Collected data

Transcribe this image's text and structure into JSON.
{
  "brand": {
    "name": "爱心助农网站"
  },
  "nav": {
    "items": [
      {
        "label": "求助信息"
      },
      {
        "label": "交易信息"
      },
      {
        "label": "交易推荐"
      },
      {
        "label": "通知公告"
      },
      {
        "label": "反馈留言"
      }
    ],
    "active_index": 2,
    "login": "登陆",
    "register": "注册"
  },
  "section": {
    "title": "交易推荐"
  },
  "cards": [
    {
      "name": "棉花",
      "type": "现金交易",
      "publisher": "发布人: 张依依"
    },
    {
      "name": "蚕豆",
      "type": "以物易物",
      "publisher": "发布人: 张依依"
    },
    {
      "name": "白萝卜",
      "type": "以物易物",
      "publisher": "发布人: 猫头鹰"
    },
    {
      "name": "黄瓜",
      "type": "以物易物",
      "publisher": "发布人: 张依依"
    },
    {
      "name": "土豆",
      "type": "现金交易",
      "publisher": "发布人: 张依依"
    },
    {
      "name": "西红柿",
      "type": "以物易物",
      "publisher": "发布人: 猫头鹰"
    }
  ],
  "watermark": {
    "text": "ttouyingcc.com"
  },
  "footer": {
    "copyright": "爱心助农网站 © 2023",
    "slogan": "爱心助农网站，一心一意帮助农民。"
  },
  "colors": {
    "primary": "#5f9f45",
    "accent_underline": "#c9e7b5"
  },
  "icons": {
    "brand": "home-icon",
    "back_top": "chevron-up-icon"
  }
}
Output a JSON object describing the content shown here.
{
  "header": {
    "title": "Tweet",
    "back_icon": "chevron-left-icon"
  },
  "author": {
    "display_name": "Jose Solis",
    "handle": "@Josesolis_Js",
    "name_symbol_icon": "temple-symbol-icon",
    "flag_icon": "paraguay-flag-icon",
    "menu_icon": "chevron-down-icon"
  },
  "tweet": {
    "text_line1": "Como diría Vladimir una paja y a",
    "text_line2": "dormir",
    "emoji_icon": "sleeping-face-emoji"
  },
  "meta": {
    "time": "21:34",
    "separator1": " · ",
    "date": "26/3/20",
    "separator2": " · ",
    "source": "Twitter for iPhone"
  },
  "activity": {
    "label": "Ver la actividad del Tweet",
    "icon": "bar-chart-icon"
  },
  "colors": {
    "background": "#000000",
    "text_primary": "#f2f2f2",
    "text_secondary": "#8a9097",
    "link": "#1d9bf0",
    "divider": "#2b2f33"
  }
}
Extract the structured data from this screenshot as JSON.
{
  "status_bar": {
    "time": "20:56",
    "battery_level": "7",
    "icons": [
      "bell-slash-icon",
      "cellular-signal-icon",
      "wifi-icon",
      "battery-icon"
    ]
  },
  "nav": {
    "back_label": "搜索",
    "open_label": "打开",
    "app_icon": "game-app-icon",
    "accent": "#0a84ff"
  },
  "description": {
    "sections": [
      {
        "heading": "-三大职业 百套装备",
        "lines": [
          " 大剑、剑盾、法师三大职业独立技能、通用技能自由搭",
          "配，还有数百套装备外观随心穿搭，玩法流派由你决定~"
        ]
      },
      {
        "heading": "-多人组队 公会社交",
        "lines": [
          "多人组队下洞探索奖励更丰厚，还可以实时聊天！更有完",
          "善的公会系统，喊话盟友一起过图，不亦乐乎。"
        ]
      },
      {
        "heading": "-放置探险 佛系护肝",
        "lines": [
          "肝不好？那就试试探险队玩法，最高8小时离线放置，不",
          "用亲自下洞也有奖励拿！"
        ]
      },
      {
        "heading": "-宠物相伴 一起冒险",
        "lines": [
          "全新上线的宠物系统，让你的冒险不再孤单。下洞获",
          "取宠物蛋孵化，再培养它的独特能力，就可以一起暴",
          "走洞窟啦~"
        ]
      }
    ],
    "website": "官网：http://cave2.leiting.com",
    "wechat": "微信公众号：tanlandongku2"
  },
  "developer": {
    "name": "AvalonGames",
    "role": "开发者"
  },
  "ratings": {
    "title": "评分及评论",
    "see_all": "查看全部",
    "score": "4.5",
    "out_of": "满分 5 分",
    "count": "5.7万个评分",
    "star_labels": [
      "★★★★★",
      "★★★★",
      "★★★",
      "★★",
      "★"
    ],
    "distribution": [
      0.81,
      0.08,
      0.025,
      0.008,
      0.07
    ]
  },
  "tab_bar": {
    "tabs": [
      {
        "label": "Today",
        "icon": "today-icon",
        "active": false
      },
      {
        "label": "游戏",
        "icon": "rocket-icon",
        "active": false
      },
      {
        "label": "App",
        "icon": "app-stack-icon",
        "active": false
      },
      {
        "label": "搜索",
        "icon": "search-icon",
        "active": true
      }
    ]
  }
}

## STATED EXERCISE
Your task is to quote all of the data word for word.

## SOLUTION FOR THIS EXERCISE
Transcribe this image's text and structure into JSON.
{
  "brand": {
    "name": "爱心助农网站"
  },
  "nav": {
    "items": [
      {
        "label": "求助信息"
      },
      {
        "label": "交易信息"
      },
      {
        "label": "交易推荐"
      },
      {
        "label": "通知公告"
      },
      {
        "label": "反馈留言"
      }
    ],
    "active_index": 2,
    "login": "登陆",
    "register": "注册"
  },
  "section": {
    "title": "交易推荐"
  },
  "cards": [
    {
      "name": "棉花",
      "type": "现金交易",
      "publisher": "发布人: 张依依"
    },
    {
      "name": "蚕豆",
      "type": "以物易物",
      "publisher": "发布人: 张依依"
    },
    {
      "name": "白萝卜",
      "type": "以物易物",
      "publisher": "发布人: 猫头鹰"
    },
    {
      "name": "黄瓜",
      "type": "以物易物",
      "publisher": "发布人: 张依依"
    },
    {
      "name": "土豆",
      "type": "现金交易",
      "publisher": "发布人: 张依依"
    },
    {
      "name": "西红柿",
      "type": "以物易物",
      "publisher": "发布人: 猫头鹰"
    }
  ],
  "watermark": {
    "text": "ttouyingcc.com"
  },
  "footer": {
    "copyright": "爱心助农网站 © 2023",
    "slogan": "爱心助农网站，一心一意帮助农民。"
  },
  "colors": {
    "primary": "#5f9f45",
    "accent_underline": "#c9e7b5"
  },
  "icons": {
    "brand": "home-icon",
    "back_top": "chevron-up-icon"
  }
}
Output a JSON object describing the content shown here.
{
  "header": {
    "title": "Tweet",
    "back_icon": "chevron-left-icon"
  },
  "author": {
    "display_name": "Jose Solis",
    "handle": "@Josesolis_Js",
    "name_symbol_icon": "temple-symbol-icon",
    "flag_icon": "paraguay-flag-icon",
    "menu_icon": "chevron-down-icon"
  },
  "tweet": {
    "text_line1": "Como diría Vladimir una paja y a",
    "text_line2": "dormir",
    "emoji_icon": "sleeping-face-emoji"
  },
  "meta": {
    "time": "21:34",
    "separator1": " · ",
    "date": "26/3/20",
    "separator2": " · ",
    "source": "Twitter for iPhone"
  },
  "activity": {
    "label": "Ver la actividad del Tweet",
    "icon": "bar-chart-icon"
  },
  "colors": {
    "background": "#000000",
    "text_primary": "#f2f2f2",
    "text_secondary": "#8a9097",
    "link": "#1d9bf0",
    "divider": "#2b2f33"
  }
}
Extract the structured data from this screenshot as JSON.
{
  "status_bar": {
    "time": "20:56",
    "battery_level": "7",
    "icons": [
      "bell-slash-icon",
      "cellular-signal-icon",
      "wifi-icon",
      "battery-icon"
    ]
  },
  "nav": {
    "back_label": "搜索",
    "open_label": "打开",
    "app_icon": "game-app-icon",
    "accent": "#0a84ff"
  },
  "description": {
    "sections": [
      {
        "heading": "-三大职业 百套装备",
        "lines": [
          " 大剑、剑盾、法师三大职业独立技能、通用技能自由搭",
          "配，还有数百套装备外观随心穿搭，玩法流派由你决定~"
        ]
      },
      {
        "heading": "-多人组队 公会社交",
        "lines": [
          "多人组队下洞探索奖励更丰厚，还可以实时聊天！更有完",
          "善的公会系统，喊话盟友一起过图，不亦乐乎。"
        ]
      },
      {
        "heading": "-放置探险 佛系护肝",
        "lines": [
          "肝不好？那就试试探险队玩法，最高8小时离线放置，不",
          "用亲自下洞也有奖励拿！"
        ]
      },
      {
        "heading": "-宠物相伴 一起冒险",
        "lines": [
          "全新上线的宠物系统，让你的冒险不再孤单。下洞获",
          "取宠物蛋孵化，再培养它的独特能力，就可以一起暴",
          "走洞窟啦~"
        ]
      }
    ],
    "website": "官网：http://cave2.leiting.com",
    "wechat": "微信公众号：tanlandongku2"
  },
  "developer": {
    "name": "AvalonGames",
    "role": "开发者"
  },
  "ratings": {
    "title": "评分及评论",
    "see_all": "查看全部",
    "score": "4.5",
    "out_of": "满分 5 分",
    "count": "5.7万个评分",
    "star_labels": [
      "★★★★★",
      "★★★★",
      "★★★",
      "★★",
      "★"
    ],
    "distribution": [
      0.81,
      0.08,
      0.025,
      0.008,
      0.07
    ]
  },
  "tab_bar": {
    "tabs": [
      {
        "label": "Today",
        "icon": "today-icon",
        "active": false
      },
      {
        "label": "游戏",
        "icon": "rocket-icon",
        "active": false
      },
      {
        "label": "App",
        "icon": "app-stack-icon",
        "active": false
      },
      {
        "label": "搜索",
        "icon": "search-icon",
        "active": true
      }
    ]
  }
}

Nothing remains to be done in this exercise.